* Task statement *
All of the records below should be output exactly.

(Records from a data source)
- - - -
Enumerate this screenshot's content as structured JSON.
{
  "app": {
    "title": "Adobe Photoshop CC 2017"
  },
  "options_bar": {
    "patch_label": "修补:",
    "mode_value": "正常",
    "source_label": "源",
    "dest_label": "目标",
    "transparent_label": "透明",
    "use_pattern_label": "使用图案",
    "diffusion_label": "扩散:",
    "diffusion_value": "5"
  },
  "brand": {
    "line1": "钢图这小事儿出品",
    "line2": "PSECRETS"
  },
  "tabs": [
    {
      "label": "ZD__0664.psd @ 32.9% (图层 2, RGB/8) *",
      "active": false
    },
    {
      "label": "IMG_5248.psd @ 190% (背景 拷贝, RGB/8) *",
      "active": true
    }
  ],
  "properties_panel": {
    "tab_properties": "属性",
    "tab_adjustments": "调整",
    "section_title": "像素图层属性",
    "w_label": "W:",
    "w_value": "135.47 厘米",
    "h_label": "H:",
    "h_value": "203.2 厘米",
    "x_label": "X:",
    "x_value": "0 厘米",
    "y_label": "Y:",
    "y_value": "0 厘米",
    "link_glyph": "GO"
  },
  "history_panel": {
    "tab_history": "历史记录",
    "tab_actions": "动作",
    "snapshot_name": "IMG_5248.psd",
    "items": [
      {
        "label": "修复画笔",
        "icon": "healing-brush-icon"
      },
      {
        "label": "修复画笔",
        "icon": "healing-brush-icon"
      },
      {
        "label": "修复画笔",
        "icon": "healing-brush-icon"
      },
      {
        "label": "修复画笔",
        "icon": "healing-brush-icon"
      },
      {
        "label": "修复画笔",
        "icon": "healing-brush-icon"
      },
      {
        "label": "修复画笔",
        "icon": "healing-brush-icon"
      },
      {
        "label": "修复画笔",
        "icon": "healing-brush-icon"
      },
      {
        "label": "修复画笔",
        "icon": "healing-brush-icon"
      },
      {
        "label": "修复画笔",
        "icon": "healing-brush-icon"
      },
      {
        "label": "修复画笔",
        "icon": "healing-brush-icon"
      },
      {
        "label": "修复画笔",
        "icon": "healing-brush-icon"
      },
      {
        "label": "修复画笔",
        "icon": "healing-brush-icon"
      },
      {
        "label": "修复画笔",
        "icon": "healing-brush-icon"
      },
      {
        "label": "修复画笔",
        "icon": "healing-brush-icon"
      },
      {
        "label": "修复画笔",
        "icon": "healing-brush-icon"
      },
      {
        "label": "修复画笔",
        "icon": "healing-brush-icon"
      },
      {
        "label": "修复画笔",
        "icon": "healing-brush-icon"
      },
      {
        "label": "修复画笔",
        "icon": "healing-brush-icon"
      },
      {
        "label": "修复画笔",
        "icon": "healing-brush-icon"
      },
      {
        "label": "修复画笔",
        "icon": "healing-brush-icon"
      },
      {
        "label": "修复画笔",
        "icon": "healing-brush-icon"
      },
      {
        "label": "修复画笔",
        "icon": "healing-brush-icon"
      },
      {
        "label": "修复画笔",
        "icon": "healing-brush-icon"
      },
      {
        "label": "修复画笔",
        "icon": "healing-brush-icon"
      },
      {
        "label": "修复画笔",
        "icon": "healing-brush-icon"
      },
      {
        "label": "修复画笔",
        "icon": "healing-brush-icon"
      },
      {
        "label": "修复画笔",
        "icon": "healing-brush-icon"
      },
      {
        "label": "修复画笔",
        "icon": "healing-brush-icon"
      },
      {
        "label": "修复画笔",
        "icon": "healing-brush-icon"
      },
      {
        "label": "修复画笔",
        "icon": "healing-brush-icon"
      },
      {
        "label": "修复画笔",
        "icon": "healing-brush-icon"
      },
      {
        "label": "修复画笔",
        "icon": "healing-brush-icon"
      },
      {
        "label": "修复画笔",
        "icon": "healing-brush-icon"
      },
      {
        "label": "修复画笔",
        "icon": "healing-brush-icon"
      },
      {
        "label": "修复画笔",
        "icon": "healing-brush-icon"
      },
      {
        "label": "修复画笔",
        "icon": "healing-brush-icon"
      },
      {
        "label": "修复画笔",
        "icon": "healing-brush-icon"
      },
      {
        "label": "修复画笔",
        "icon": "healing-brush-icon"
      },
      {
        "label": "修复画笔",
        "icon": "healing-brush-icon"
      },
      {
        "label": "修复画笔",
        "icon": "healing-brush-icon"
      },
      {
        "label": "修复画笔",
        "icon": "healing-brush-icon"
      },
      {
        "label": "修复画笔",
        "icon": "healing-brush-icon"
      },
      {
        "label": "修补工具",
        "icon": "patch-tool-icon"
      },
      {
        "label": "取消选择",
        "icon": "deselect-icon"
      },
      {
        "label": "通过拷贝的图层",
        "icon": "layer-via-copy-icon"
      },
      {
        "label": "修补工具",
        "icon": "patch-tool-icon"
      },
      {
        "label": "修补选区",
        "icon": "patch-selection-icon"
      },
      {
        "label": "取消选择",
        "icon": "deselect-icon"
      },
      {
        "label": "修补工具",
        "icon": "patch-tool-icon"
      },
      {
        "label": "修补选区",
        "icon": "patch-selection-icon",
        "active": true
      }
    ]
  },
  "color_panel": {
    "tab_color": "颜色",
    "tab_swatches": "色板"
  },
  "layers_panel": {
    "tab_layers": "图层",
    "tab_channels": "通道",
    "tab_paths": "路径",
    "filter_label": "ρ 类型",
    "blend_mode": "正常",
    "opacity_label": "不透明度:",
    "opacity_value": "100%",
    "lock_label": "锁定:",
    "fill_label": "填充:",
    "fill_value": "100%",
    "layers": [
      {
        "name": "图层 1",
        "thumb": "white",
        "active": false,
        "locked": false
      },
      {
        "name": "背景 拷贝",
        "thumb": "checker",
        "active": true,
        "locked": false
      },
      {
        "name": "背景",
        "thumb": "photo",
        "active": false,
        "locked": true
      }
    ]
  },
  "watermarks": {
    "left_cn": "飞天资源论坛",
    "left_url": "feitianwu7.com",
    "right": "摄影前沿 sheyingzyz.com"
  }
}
- - - -
* Answer for this exercise *
Enumerate this screenshot's content as structured JSON.
{
  "app": {
    "title": "Adobe Photoshop CC 2017"
  },
  "options_bar": {
    "patch_label": "修补:",
    "mode_value": "正常",
    "source_label": "源",
    "dest_label": "目标",
    "transparent_label": "透明",
    "use_pattern_label": "使用图案",
    "diffusion_label": "扩散:",
    "diffusion_value": "5"
  },
  "brand": {
    "line1": "钢图这小事儿出品",
    "line2": "PSECRETS"
  },
  "tabs": [
    {
      "label": "ZD__0664.psd @ 32.9% (图层 2, RGB/8) *",
      "active": false
    },
    {
      "label": "IMG_5248.psd @ 190% (背景 拷贝, RGB/8) *",
      "active": true
    }
  ],
  "properties_panel": {
    "tab_properties": "属性",
    "tab_adjustments": "调整",
    "section_title": "像素图层属性",
    "w_label": "W:",
    "w_value": "135.47 厘米",
    "h_label": "H:",
    "h_value": "203.2 厘米",
    "x_label": "X:",
    "x_value": "0 厘米",
    "y_label": "Y:",
    "y_value": "0 厘米",
    "link_glyph": "GO"
  },
  "history_panel": {
    "tab_history": "历史记录",
    "tab_actions": "动作",
    "snapshot_name": "IMG_5248.psd",
    "items": [
      {
        "label": "修复画笔",
        "icon": "healing-brush-icon"
      },
      {
        "label": "修复画笔",
        "icon": "healing-brush-icon"
      },
      {
        "label": "修复画笔",
        "icon": "healing-brush-icon"
      },
      {
        "label": "修复画笔",
        "icon": "healing-brush-icon"
      },
      {
        "label": "修复画笔",
        "icon": "healing-brush-icon"
      },
      {
        "label": "修复画笔",
        "icon": "healing-brush-icon"
      },
      {
        "label": "修复画笔",
        "icon": "healing-brush-icon"
      },
      {
        "label": "修复画笔",
        "icon": "healing-brush-icon"
      },
      {
        "label": "修复画笔",
        "icon": "healing-brush-icon"
      },
      {
        "label": "修复画笔",
        "icon": "healing-brush-icon"
      },
      {
        "label": "修复画笔",
        "icon": "healing-brush-icon"
      },
      {
        "label": "修复画笔",
        "icon": "healing-brush-icon"
      },
      {
        "label": "修复画笔",
        "icon": "healing-brush-icon"
      },
      {
        "label": "修复画笔",
        "icon": "healing-brush-icon"
      },
      {
        "label": "修复画笔",
        "icon": "healing-brush-icon"
      },
      {
        "label": "修复画笔",
        "icon": "healing-brush-icon"
      },
      {
        "label": "修复画笔",
        "icon": "healing-brush-icon"
      },
      {
        "label": "修复画笔",
        "icon": "healing-brush-icon"
      },
      {
        "label": "修复画笔",
        "icon": "healing-brush-icon"
      },
      {
        "label": "修复画笔",
        "icon": "healing-brush-icon"
      },
      {
        "label": "修复画笔",
        "icon": "healing-brush-icon"
      },
      {
        "label": "修复画笔",
        "icon": "healing-brush-icon"
      },
      {
        "label": "修复画笔",
        "icon": "healing-brush-icon"
      },
      {
        "label": "修复画笔",
        "icon": "healing-brush-icon"
      },
      {
        "label": "修复画笔",
        "icon": "healing-brush-icon"
      },
      {
        "label": "修复画笔",
        "icon": "healing-brush-icon"
      },
      {
        "label": "修复画笔",
        "icon": "healing-brush-icon"
      },
      {
        "label": "修复画笔",
        "icon": "healing-brush-icon"
      },
      {
        "label": "修复画笔",
        "icon": "healing-brush-icon"
      },
      {
        "label": "修复画笔",
        "icon": "healing-brush-icon"
      },
      {
        "label": "修复画笔",
        "icon": "healing-brush-icon"
      },
      {
        "label": "修复画笔",
        "icon": "healing-brush-icon"
      },
      {
        "label": "修复画笔",
        "icon": "healing-brush-icon"
      },
      {
        "label": "修复画笔",
        "icon": "healing-brush-icon"
      },
      {
        "label": "修复画笔",
        "icon": "healing-brush-icon"
      },
      {
        "label": "修复画笔",
        "icon": "healing-brush-icon"
      },
      {
        "label": "修复画笔",
        "icon": "healing-brush-icon"
      },
      {
        "label": "修复画笔",
        "icon": "healing-brush-icon"
      },
      {
        "label": "修复画笔",
        "icon": "healing-brush-icon"
      },
      {
        "label": "修复画笔",
        "icon": "healing-brush-icon"
      },
      {
        "label": "修复画笔",
        "icon": "healing-brush-icon"
      },
      {
        "label": "修复画笔",
        "icon": "healing-brush-icon"
      },
      {
        "label": "修补工具",
        "icon": "patch-tool-icon"
      },
      {
        "label": "取消选择",
        "icon": "deselect-icon"
      },
      {
        "label": "通过拷贝的图层",
        "icon": "layer-via-copy-icon"
      },
      {
        "label": "修补工具",
        "icon": "patch-tool-icon"
      },
      {
        "label": "修补选区",
        "icon": "patch-selection-icon"
      },
      {
        "label": "取消选择",
        "icon": "deselect-icon"
      },
      {
        "label": "修补工具",
        "icon": "patch-tool-icon"
      },
      {
        "label": "修补选区",
        "icon": "patch-selection-icon",
        "active": true
      }
    ]
  },
  "color_panel": {
    "tab_color": "颜色",
    "tab_swatches": "色板"
  },
  "layers_panel": {
    "tab_layers": "图层",
    "tab_channels": "通道",
    "tab_paths": "路径",
    "filter_label": "ρ 类型",
    "blend_mode": "正常",
    "opacity_label": "不透明度:",
    "opacity_value": "100%",
    "lock_label": "锁定:",
    "fill_label": "填充:",
    "fill_value": "100%",
    "layers": [
      {
        "name": "图层 1",
        "thumb": "white",
        "active": false,
        "locked": false
      },
      {
        "name": "背景 拷贝",
        "thumb": "checker",
        "active": true,
        "locked": false
      },
      {
        "name": "背景",
        "thumb": "photo",
        "active": false,
        "locked": true
      }
    ]
  },
  "watermarks": {
    "left_cn": "飞天资源论坛",
    "left_url": "feitianwu7.com",
    "right": "摄影前沿 sheyingzyz.com"
  }
}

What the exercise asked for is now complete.